● **ARTICLE**

Net income margin for Q2 FY 2019 was at 7.4% compared to 8.3% in Q2 FY 2018. OPEX ratio for Q2 FY 2019 was lower at 2.9% compared to 3.6% in Q2 FY 2018. Net credit losses were lower at 0.8% as against 1.1% in Q2 FY 2018. The PBT-ROTA improved to 3.7% from 3.5% in Q2 FY 2018.
The Home Equity business.
The Home Equity disbursements for Q2 FY 2019 were higher at Rs. 910 crores compared to Rs. 830 crores in Q2 FY 2018 registering a growth of 10%. The business recorded a PBT of Rs. 84 crores compared to Rs. 58 crores in Q2 FY 2018 registering a growth of 46%. Higher recoveries in NPAs supported in this growth.
As far as the capital adequacy ratio is concerned at the end of Q2 FY 2019 was comfortable at 18.34% and the Tier-I is 13.13%.
My colleagues and I would be happy to answer any questions that you may have. Thank you very much.
Moderator: Sure, Thank you very much. We will now begin the Question-and-Answer Session. We have the first question from the line of Shweta Daptardar from Prabhudas Lilladher. Please go ahead.
Shweta Daptardar: Sir, I have just one question. I am referring to slide #21 and slide #22 of our Presentation, where we put up the growth estimates for MHCVs and LCVs. Sir, what has happened in last 3 months that our MHCV growth estimates have gone up from 4% to 7% for the future years and whereas LCVs have come down?

● **DIRECTIONS**
- a) In the Q2 FY 2019 results transcript, update the passage that begins at the words "Net income margin" and stops after "have. Thank you very much.", putting "healthy" in place of "comfortable".
- b) According to the Q2 FY 2019 results transcript, what was the capital adequacy ratio at the end of Q2 FY 2019?
- c) Proceed with the Q2 FY 2019 results transcript from its final line.

● **DATA**
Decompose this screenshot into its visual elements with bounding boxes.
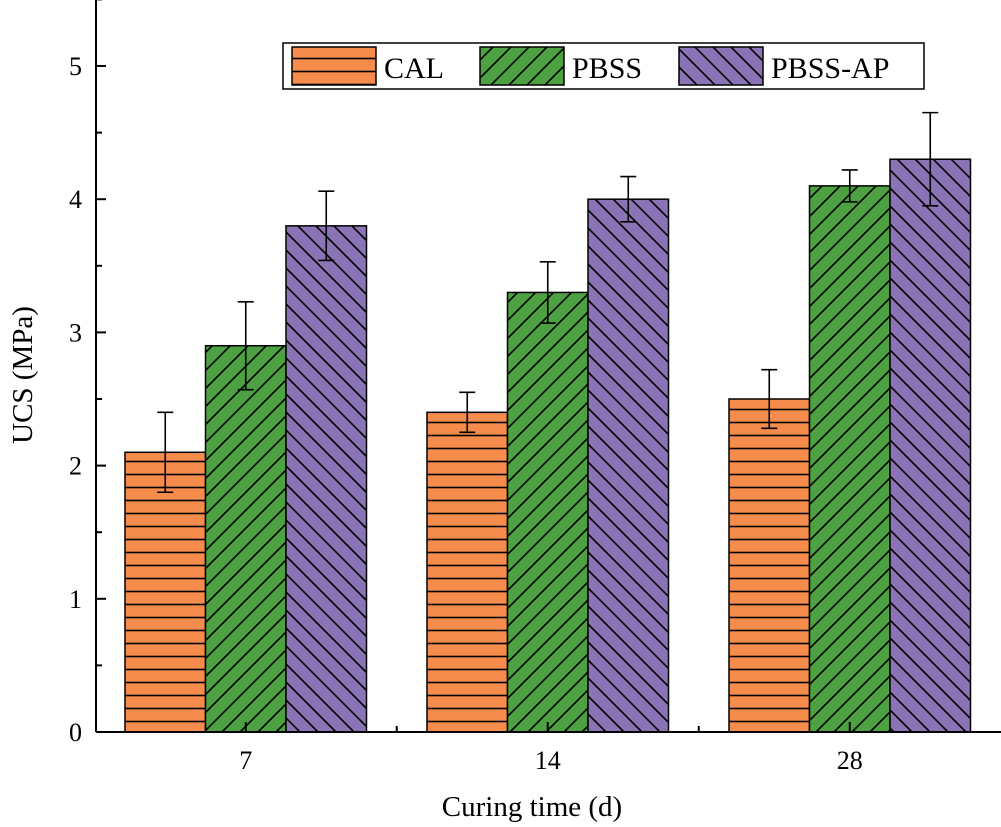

● **ANSWERS**
- a)
Net income margin for Q2 FY 2019 was at 7.4% compared to 8.3% in Q2 FY 2018. OPEX ratio for Q2 FY 2019 was lower at 2.9% compared to 3.6% in Q2 FY 2018. Net credit losses were lower at 0.8% as against 1.1% in Q2 FY 2018. The PBT-ROTA improved to 3.7% from 3.5% in Q2 FY 2018.
The Home Equity business.
The Home Equity disbursements for Q2 FY 2019 were higher at Rs. 910 crores compared to Rs. 830 crores in Q2 FY 2018 registering a growth of 10%. The business recorded a PBT of Rs. 84 crores compared to Rs. 58 crores in Q2 FY 2018 registering a growth of 46%. Higher recoveries in NPAs supported in this growth.
As far as the capital adequacy ratio is concerned at the end of Q2 FY 2019 was healthy at 18.34% and the Tier-I is 13.13%.
My colleagues and I would be happy to answer any questions that you may have. Thank you very much.

- b) 18.34%

- c)
Ravindra Kundu: This is Ravindra Kundu. This is as per the CRISIL research and whatever the recent research has come out we have given that projection for H1 FY 2023 estimated number.
Shweta Daptardar: Sir, if you could highlight further or give a color on how the LCV and especially the LCV and HCV market where we largely are focused into performing for like how would it go for next 3 months or so especially given the kind of scenario we are into?
Ravindra Kundu: So, one important thing, we need to consider that the last year Q3 - Q4 was a big number of quarter and as of now for example, like in MHCV we are seeing that 16 tonnes and above is growing at the rate of 63% in H1. So, looking to that that this is an unexpected or exceptional number this cannot be the number for the entire year. So, therefore, obviously, we will see that Q3 - Q4 in terms of percentage of the growth will come down, and therefore the overall CV sales for HCV or LCV will get averaged out in the year. How much it will be in the Q3 or Q4 that projection I do not have. But based on that only we can say that the HCV sales which is actually at 49% now, by the year-end it will go down.
Moderator: Thank you. The next question is from the line of Piran Engineer from Motilal Oswal Securities. Please go ahead. Mr. Piran Engineer, you may go ahead with your question.
Piran Engineer: Yes, I am sorry. I just have a couple of questions for one for Mr. Kundu and one for Arul, sir. So, firstly, we had negative credit costs in LAP. So, do the auditors allow it? Or is it that the auditors just sign off on a console credit cost number and then the internal thing is up to us?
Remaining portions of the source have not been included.